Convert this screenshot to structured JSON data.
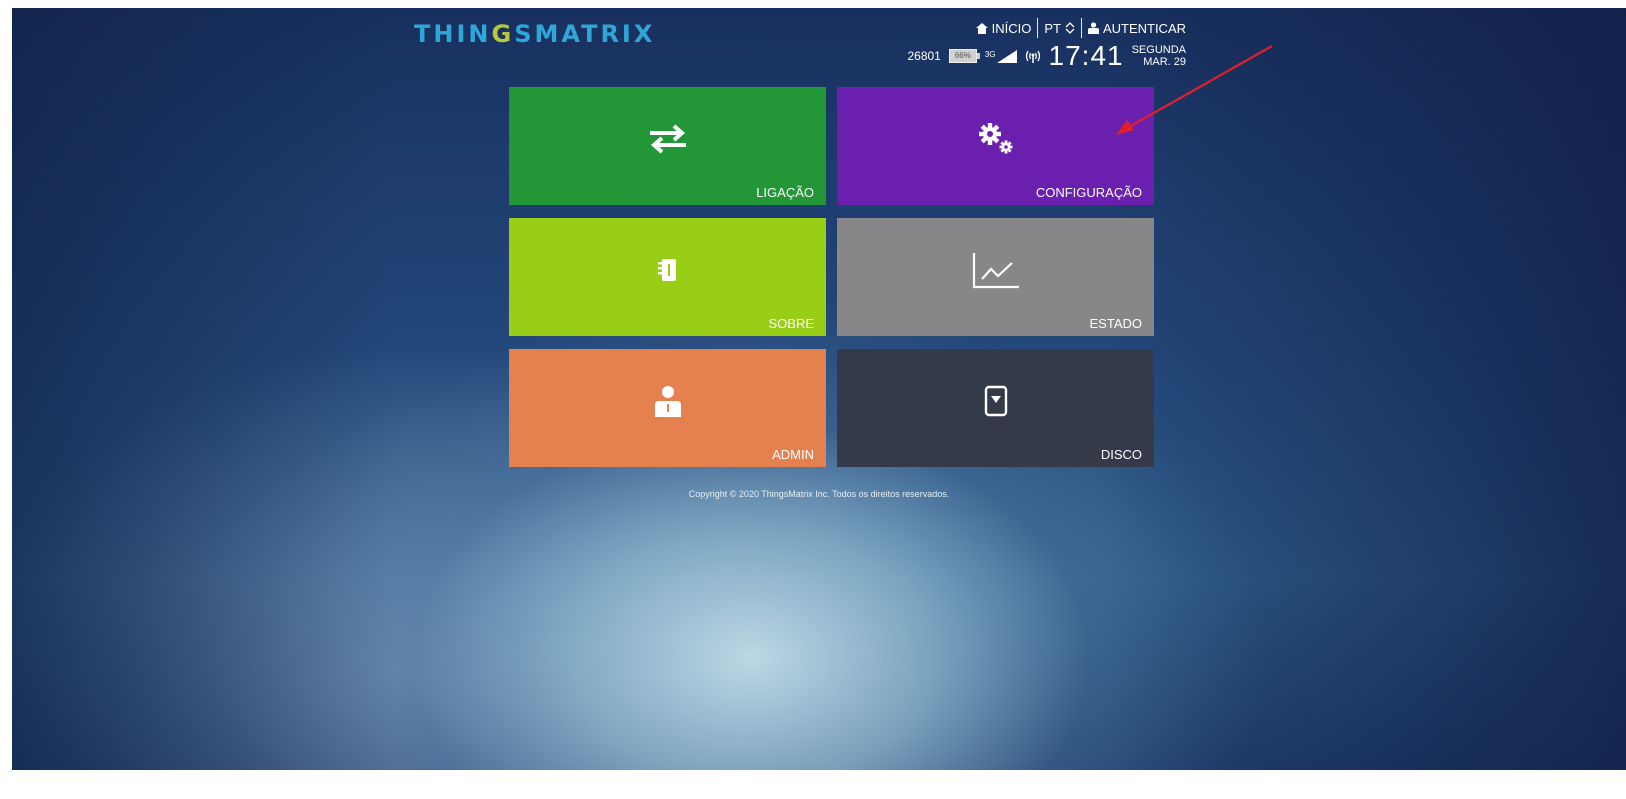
{
  "header": {
    "logo_text": "THIN",
    "logo_wave": "G",
    "logo_rest": "SMATRIX",
    "nav_home": "INÍCIO",
    "nav_lang": "PT",
    "nav_auth": "AUTENTICAR"
  },
  "status": {
    "operator_code": "26801",
    "battery": "66%",
    "network": "3G",
    "time": "17:41",
    "day": "SEGUNDA",
    "date": "MAR. 29"
  },
  "tiles": [
    {
      "label": "LIGAÇÃO",
      "color": "#239637",
      "icon": "arrows-exchange-icon"
    },
    {
      "label": "CONFIGURAÇÃO",
      "color": "#6a1fae",
      "icon": "gears-icon"
    },
    {
      "label": "SOBRE",
      "color": "#98ce16",
      "icon": "notebook-icon"
    },
    {
      "label": "ESTADO",
      "color": "#87878a",
      "icon": "line-chart-icon"
    },
    {
      "label": "ADMIN",
      "color": "#e5804f",
      "icon": "user-icon"
    },
    {
      "label": "DISCO",
      "color": "#343a4a",
      "icon": "sd-card-icon"
    }
  ],
  "footer": {
    "copyright": "Copyright © 2020 ThingsMatrix Inc. Todos os direitos reservados."
  },
  "colors": {
    "accent_logo": "#2ea7d8",
    "annotation_arrow": "#e0202a"
  }
}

§ Exercise task:
Look through the records and gather every line containing "icon".

§ Final result:
      "icon": "arrows-exchange-icon"
      "icon": "gears-icon"
      "icon": "notebook-icon"
      "icon": "line-chart-icon"
      "icon": "user-icon"
      "icon": "sd-card-icon"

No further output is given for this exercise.